:: MATERIAL FOR THIS TASK ::

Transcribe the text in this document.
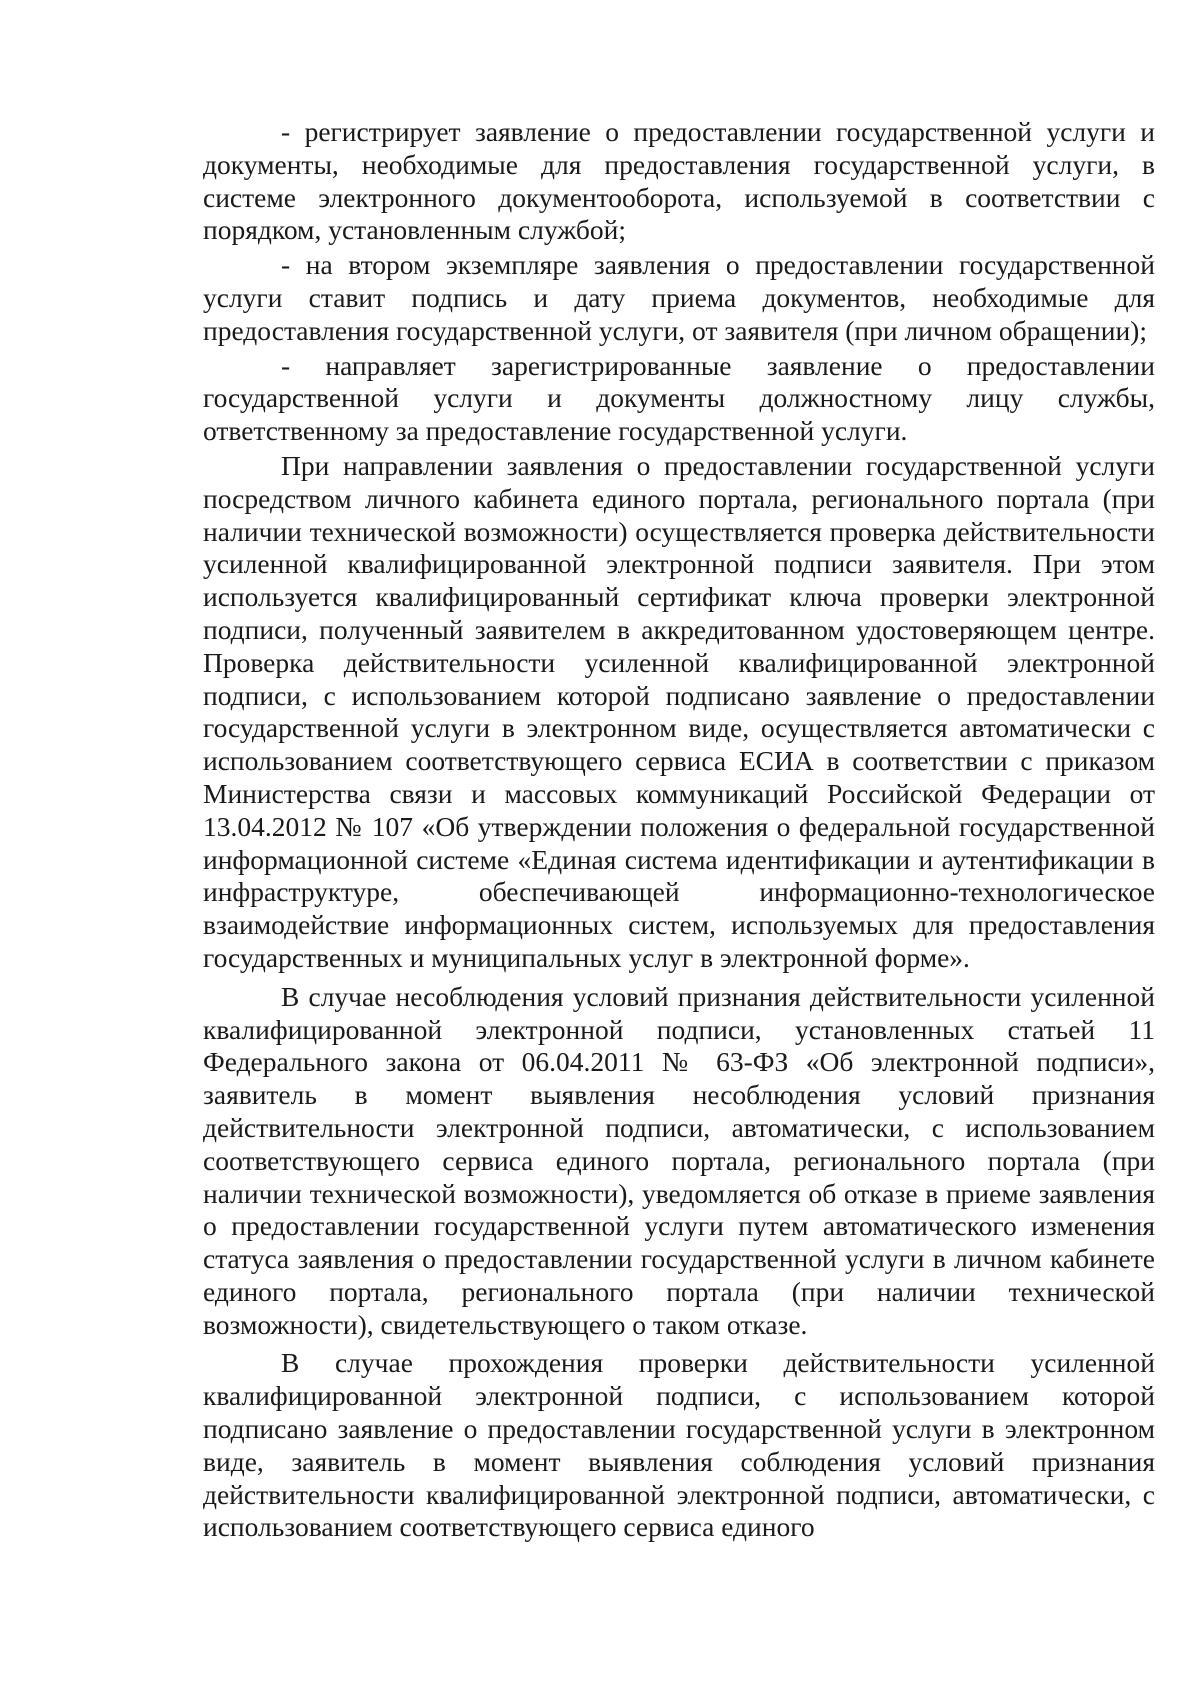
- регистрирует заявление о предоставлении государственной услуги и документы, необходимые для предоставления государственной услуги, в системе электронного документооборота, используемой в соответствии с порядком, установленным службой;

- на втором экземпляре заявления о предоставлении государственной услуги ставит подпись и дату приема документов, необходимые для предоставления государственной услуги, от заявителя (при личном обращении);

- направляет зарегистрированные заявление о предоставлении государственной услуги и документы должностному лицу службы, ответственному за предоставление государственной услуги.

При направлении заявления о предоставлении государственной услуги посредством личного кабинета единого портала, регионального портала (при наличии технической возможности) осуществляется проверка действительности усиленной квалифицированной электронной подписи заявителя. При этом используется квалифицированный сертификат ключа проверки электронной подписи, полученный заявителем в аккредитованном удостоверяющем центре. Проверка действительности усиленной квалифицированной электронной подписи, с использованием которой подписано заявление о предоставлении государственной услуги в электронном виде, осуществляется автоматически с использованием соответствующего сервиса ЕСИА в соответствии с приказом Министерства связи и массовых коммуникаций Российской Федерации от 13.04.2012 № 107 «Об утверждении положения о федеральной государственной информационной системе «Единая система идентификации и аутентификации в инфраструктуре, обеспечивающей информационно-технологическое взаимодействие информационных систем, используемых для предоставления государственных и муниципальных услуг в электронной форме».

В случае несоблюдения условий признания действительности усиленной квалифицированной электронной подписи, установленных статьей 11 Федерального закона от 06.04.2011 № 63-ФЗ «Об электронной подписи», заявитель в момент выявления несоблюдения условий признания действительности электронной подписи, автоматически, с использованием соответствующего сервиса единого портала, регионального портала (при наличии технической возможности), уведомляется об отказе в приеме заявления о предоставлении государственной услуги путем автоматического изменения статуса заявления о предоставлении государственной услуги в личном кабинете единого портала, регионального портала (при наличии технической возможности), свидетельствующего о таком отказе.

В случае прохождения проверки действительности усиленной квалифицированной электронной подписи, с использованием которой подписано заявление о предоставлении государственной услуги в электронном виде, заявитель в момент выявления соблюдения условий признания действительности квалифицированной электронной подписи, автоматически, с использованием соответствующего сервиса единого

:::
:: MATERIAL FOR THIS TASK ::

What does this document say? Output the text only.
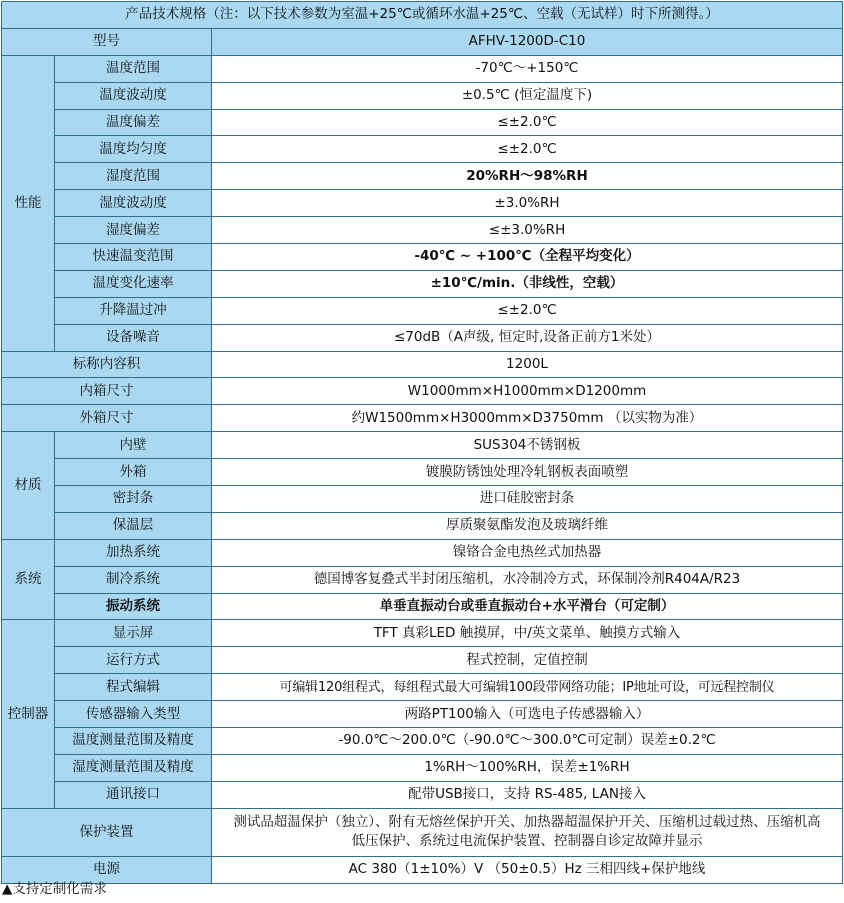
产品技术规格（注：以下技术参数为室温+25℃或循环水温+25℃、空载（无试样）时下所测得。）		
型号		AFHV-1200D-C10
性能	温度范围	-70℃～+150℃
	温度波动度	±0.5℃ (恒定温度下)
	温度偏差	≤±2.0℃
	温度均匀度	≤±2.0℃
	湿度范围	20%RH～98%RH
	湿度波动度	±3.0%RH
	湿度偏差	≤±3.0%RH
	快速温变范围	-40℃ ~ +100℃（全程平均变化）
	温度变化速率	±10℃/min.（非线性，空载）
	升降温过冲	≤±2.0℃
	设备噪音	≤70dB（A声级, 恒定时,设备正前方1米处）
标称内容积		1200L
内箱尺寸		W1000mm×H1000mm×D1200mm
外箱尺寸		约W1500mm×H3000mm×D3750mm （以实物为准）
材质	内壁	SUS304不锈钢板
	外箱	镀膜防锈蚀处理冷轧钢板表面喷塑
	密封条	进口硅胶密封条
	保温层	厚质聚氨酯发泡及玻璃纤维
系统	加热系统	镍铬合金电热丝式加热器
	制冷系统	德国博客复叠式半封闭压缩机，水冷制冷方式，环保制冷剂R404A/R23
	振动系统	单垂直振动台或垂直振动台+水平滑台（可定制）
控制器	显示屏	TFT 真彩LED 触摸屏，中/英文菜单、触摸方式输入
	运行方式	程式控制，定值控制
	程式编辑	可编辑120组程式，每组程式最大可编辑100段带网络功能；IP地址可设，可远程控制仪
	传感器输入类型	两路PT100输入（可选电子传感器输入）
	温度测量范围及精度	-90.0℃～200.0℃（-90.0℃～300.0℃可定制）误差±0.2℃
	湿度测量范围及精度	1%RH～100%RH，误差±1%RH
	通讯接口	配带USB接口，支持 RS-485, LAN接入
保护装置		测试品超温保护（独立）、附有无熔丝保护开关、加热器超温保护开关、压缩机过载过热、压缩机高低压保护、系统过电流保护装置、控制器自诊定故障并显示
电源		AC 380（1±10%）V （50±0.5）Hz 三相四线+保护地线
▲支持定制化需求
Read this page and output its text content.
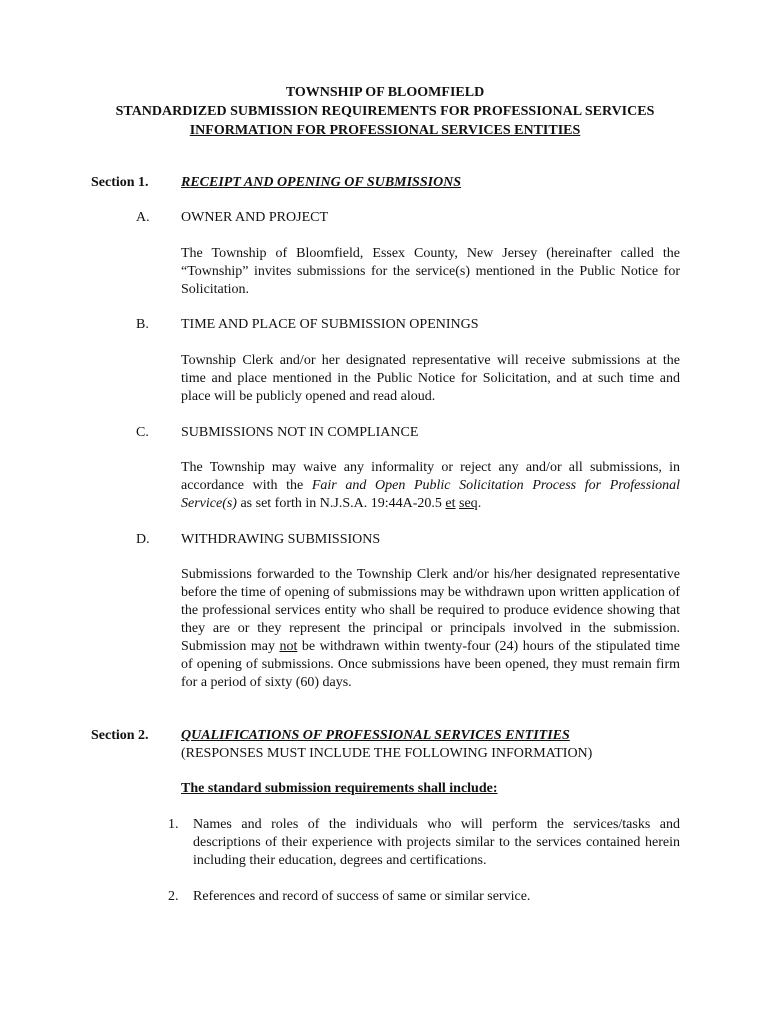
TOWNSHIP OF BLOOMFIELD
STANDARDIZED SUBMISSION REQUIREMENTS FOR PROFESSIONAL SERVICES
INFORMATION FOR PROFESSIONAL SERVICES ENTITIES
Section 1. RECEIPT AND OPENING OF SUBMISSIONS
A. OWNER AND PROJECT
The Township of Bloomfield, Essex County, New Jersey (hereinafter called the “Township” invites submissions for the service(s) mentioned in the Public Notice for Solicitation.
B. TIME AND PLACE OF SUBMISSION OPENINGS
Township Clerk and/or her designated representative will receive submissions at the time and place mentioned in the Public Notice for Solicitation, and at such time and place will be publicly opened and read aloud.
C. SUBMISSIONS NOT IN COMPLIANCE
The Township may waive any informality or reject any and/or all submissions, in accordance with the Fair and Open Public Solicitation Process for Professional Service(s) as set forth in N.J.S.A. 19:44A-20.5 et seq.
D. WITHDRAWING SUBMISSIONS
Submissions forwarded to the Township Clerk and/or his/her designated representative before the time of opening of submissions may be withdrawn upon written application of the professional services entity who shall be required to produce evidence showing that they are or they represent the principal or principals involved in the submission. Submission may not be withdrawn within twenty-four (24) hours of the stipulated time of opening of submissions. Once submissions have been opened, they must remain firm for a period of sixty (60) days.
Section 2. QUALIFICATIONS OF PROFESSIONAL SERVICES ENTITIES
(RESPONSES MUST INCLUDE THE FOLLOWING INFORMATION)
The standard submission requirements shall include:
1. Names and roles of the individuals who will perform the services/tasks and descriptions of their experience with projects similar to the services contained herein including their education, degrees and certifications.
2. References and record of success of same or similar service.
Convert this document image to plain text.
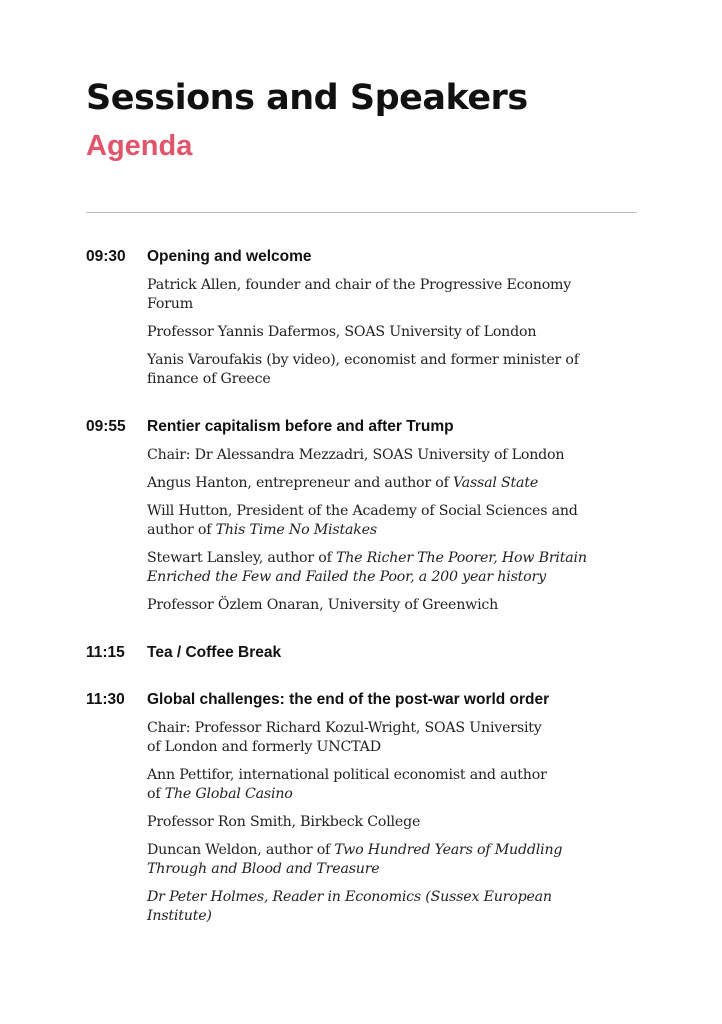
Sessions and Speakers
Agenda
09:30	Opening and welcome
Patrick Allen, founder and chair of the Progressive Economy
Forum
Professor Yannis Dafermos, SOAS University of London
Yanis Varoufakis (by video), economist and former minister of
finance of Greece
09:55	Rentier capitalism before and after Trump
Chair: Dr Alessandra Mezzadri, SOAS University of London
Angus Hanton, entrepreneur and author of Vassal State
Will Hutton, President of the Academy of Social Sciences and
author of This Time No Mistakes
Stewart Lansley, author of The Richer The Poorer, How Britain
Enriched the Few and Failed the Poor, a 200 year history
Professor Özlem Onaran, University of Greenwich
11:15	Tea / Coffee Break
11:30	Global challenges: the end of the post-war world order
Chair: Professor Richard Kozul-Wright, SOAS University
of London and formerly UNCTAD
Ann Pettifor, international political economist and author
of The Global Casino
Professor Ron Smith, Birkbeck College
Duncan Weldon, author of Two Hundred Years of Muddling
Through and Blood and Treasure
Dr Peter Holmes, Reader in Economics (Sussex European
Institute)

:::

GOAL:
Identify the lines of the data that contain the word "University". Copy each of them.

SOLUTION TO THIS PROBLEM:
Professor Yannis Dafermos, SOAS University of London
Chair: Dr Alessandra Mezzadri, SOAS University of London
Professor Özlem Onaran, University of Greenwich
Chair: Professor Richard Kozul-Wright, SOAS University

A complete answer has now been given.